• Excerpted passage:
▼▼▼
SOS/9000 obtains most of its information about system usage via the kernel, through a process called lpsmid. This process is initiated as part of the startup of sos/9000.

 

SOS/X

SOS/X is the GUI front end to the observing on-line HP-UX performance data. SOS/X presents the performance data collected via the lpsmid process using the X-window environment.

 

Performance Gallery

Performance Gallery is the historical analysis tool used to take collected data and present various graphs for analysis. Performance Gallery runs on Windows 3.1, Windows95 or Windows NT. There are over 40 pre-created graphs with the ability to create more.
▲▲▲
• Task instructions:
[A] List every Windows version that the SOS/9000 text says Performance Gallery runs on.
[B] Please continue the SOS/9000 text from its final sentence.
The lines that follow are separate material and are not part of the SOS/9000 text.

• Given data:
▼▼▼
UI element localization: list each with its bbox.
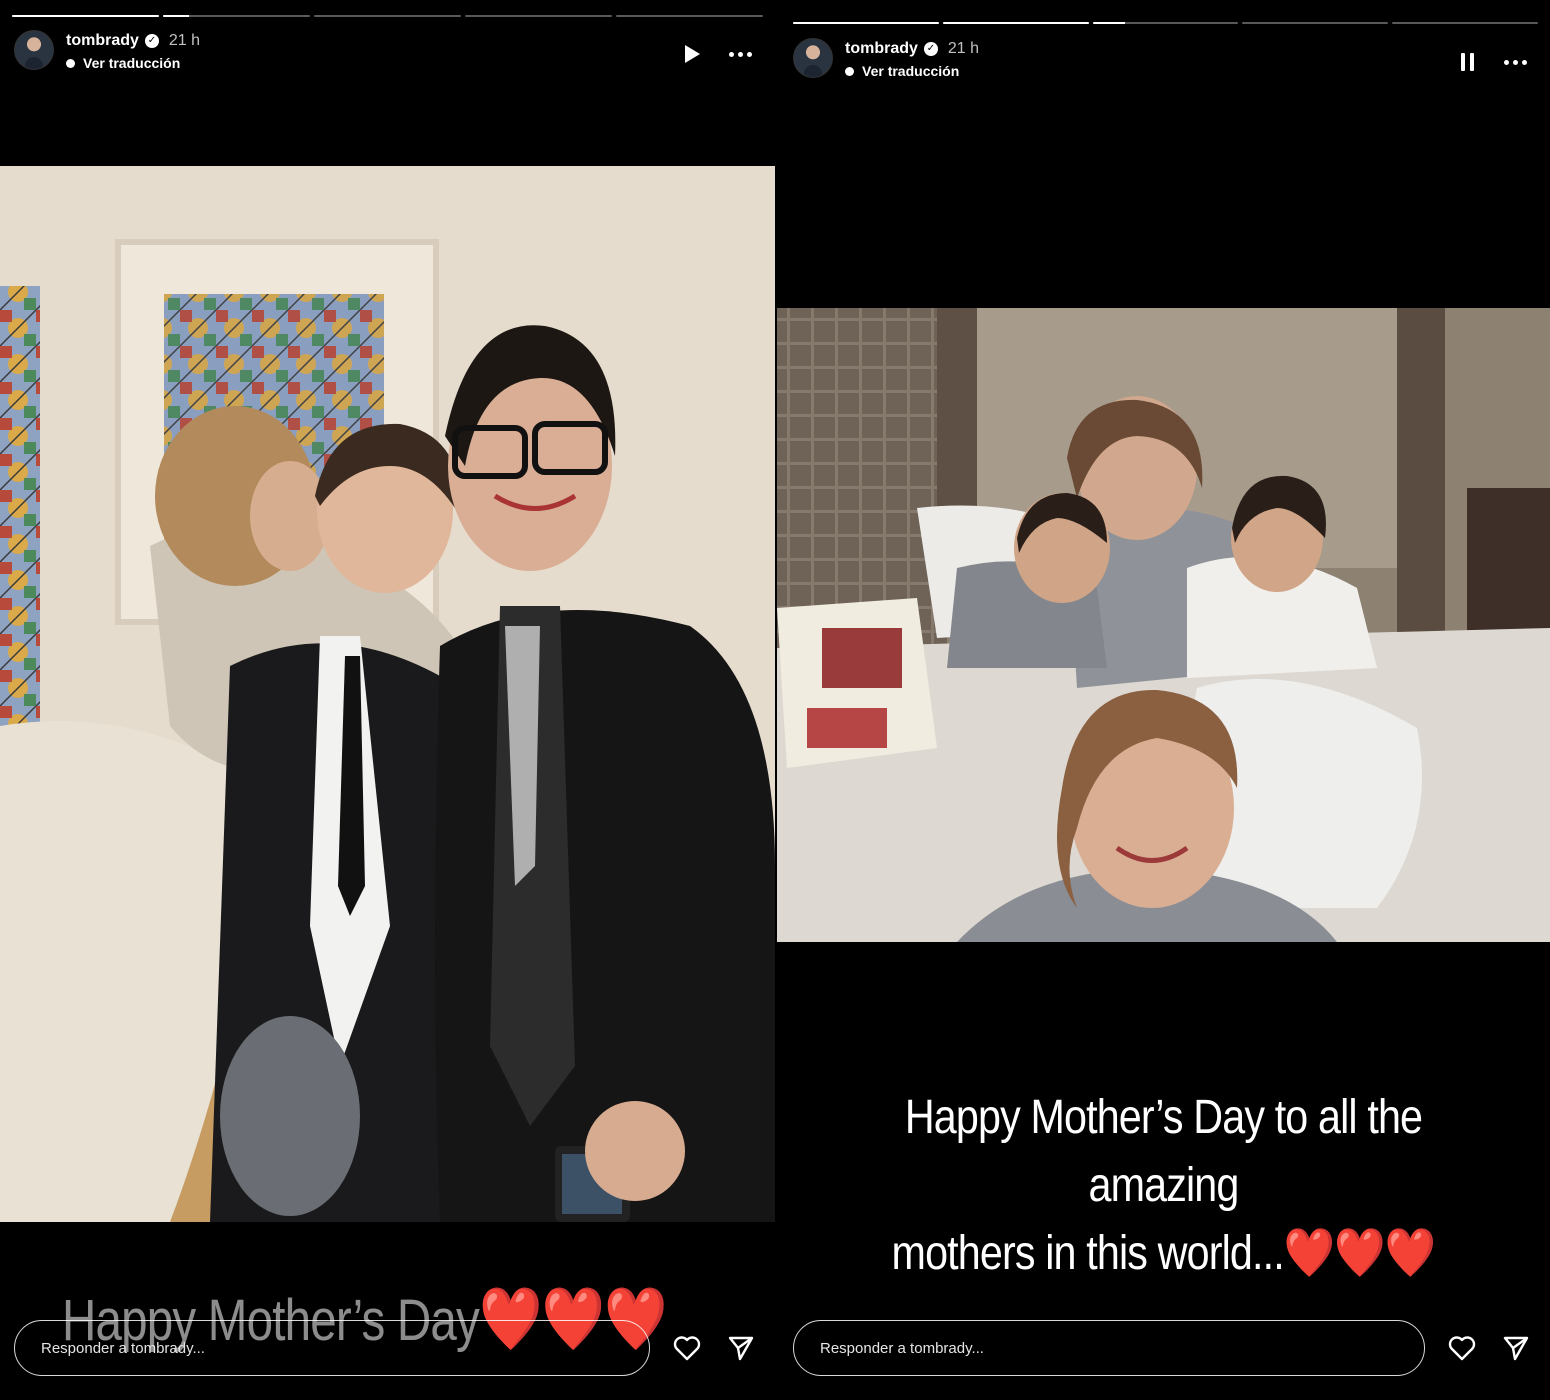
▲▲▲
• Task results:
[A] Windows 3.1, Windows95, Windows NT

[B]
Analysis using extra-UNIX tools

Once either SOS/9000 or Glance is launched a Global Screen appears. In SOS/9000 this screen has two modes. One mode shows the global information as a graphic view and the other showing the numeric or tabular view. Glance uses the graphic only for global information. The screens are divided into sections. Some examples being Global, Process and Performance Advice sections. Either product has a performance Advice section that seeks to interpret measured values into English statements. The process section breaks out the active processes into their individual processes. In SOS these are sorted by CPU percent. And the Global Section details the usage of CPU, Queue Lengths, Memory percentages used and disk I/O information. Pressing the "Screen Menu" function key in SOS or the function keys in either SOS or Glance can access more screens.

Since I am more familiar with SOS and the Lund Products these will be used for most of the samples. Figure 2 shows a sample screen shot from within the SOS Global screen.

Figure 2 - Global sos/9000 Screen

Data Collection

The analysis and presentation of graphics images depicting the systems performance values cannot be given too little importance. It is greatly helpful in observing immediate problems and in seeing trends over the long term.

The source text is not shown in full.